Problem requirements: Of all the lines in the records below, how many hold the word "Security"? Give the number alone.

Records from a collection:
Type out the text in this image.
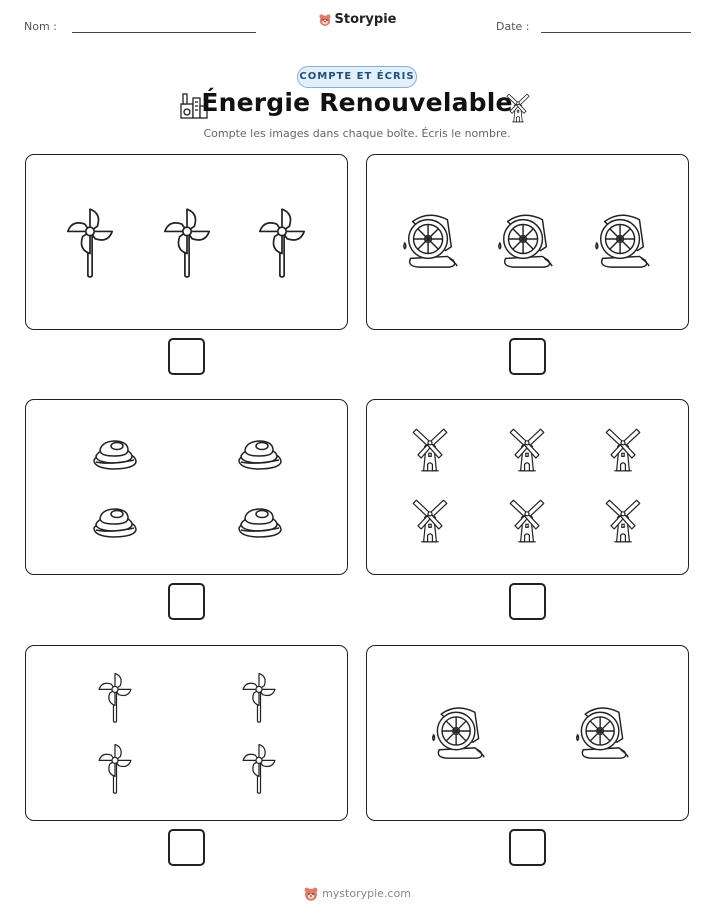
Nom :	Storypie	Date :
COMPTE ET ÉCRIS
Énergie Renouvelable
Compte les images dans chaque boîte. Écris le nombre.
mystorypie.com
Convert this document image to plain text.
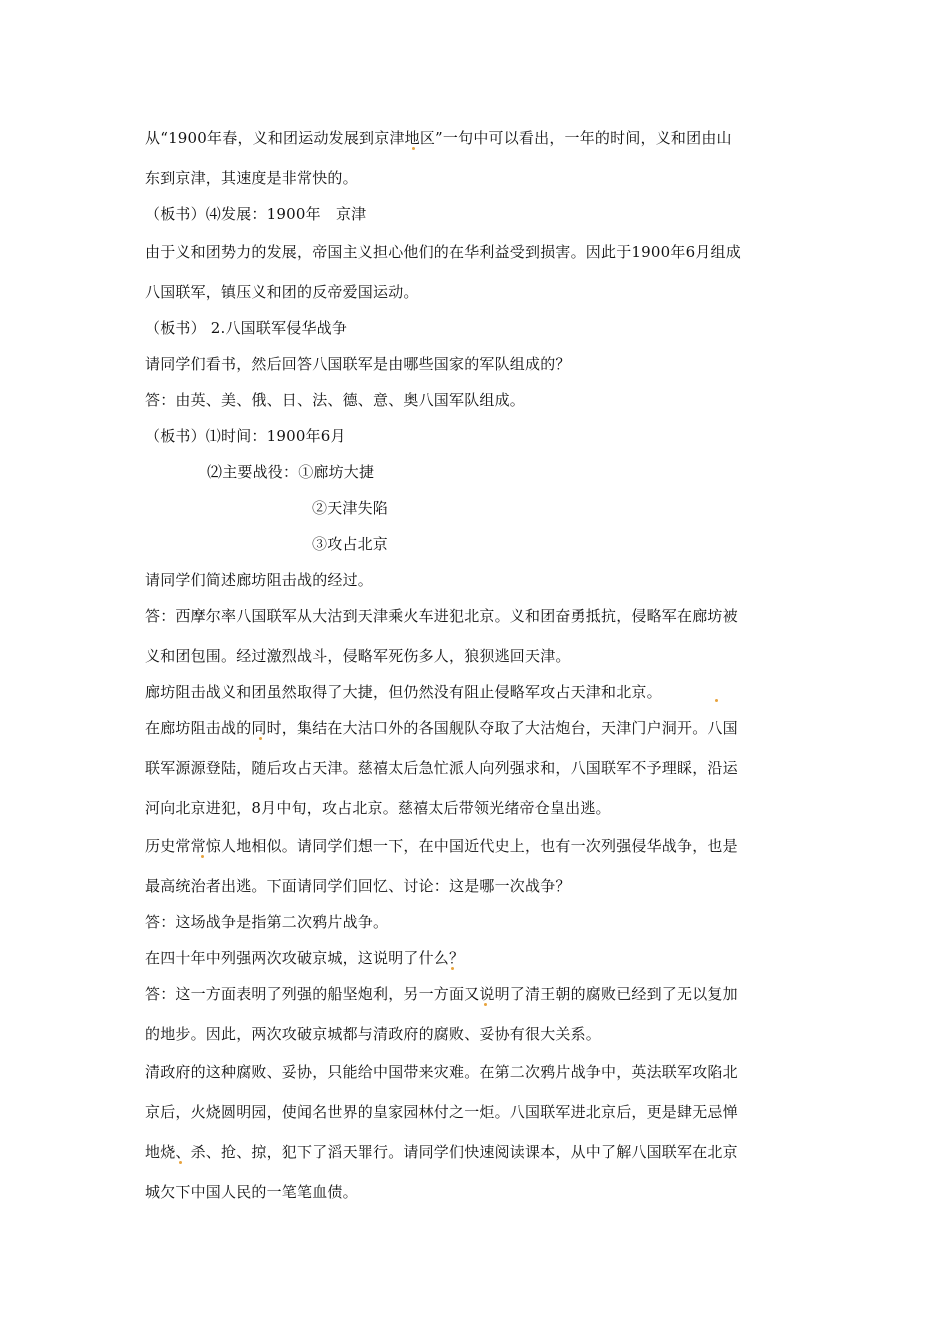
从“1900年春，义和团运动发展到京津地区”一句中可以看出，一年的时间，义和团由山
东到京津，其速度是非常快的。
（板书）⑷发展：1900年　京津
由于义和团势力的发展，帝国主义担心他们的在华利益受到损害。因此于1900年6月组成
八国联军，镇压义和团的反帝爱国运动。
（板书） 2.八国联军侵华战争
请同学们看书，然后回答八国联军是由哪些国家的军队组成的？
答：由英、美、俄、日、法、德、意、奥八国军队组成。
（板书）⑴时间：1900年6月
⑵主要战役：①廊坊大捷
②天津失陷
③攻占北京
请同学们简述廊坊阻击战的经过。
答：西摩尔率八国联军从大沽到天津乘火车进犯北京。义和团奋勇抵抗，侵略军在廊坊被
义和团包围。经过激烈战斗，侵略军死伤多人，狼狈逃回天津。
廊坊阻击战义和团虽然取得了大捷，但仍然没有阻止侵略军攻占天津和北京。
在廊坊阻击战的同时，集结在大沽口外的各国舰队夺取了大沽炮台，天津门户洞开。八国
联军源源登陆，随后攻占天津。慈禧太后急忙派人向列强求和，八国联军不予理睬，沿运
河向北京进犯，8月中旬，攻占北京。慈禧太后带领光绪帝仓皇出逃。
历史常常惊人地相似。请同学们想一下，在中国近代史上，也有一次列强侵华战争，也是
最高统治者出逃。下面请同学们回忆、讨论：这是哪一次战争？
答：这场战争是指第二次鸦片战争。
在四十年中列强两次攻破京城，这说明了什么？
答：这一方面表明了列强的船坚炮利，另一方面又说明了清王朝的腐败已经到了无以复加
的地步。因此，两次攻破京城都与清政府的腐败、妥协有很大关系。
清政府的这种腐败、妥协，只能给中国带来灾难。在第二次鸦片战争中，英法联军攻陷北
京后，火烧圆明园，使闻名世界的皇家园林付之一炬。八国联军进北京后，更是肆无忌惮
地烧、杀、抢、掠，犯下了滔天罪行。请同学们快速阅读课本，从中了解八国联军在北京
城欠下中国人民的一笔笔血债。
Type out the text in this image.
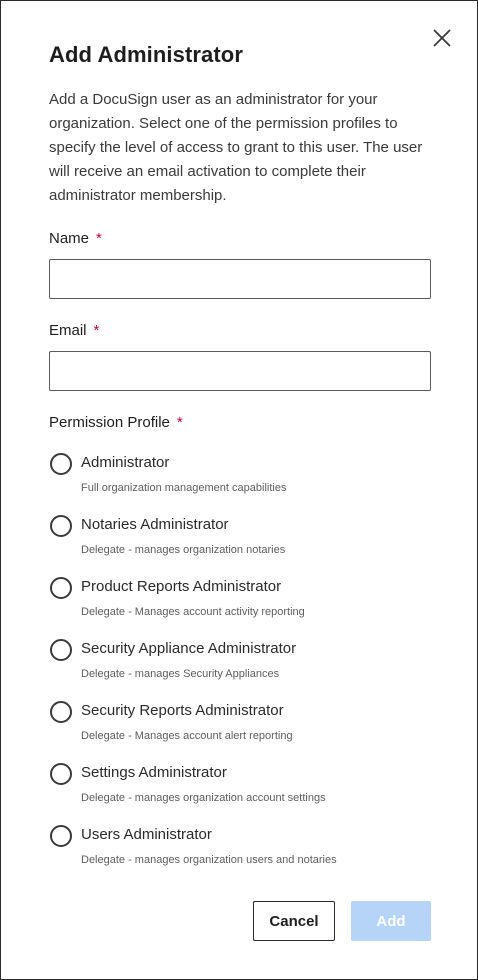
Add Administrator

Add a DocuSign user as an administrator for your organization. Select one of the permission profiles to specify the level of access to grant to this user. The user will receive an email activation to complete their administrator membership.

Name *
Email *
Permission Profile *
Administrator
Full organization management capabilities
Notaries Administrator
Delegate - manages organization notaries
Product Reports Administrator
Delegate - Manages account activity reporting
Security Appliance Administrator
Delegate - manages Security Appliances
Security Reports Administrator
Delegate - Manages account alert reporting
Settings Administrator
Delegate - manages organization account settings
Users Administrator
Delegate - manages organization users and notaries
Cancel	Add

Written answer: 3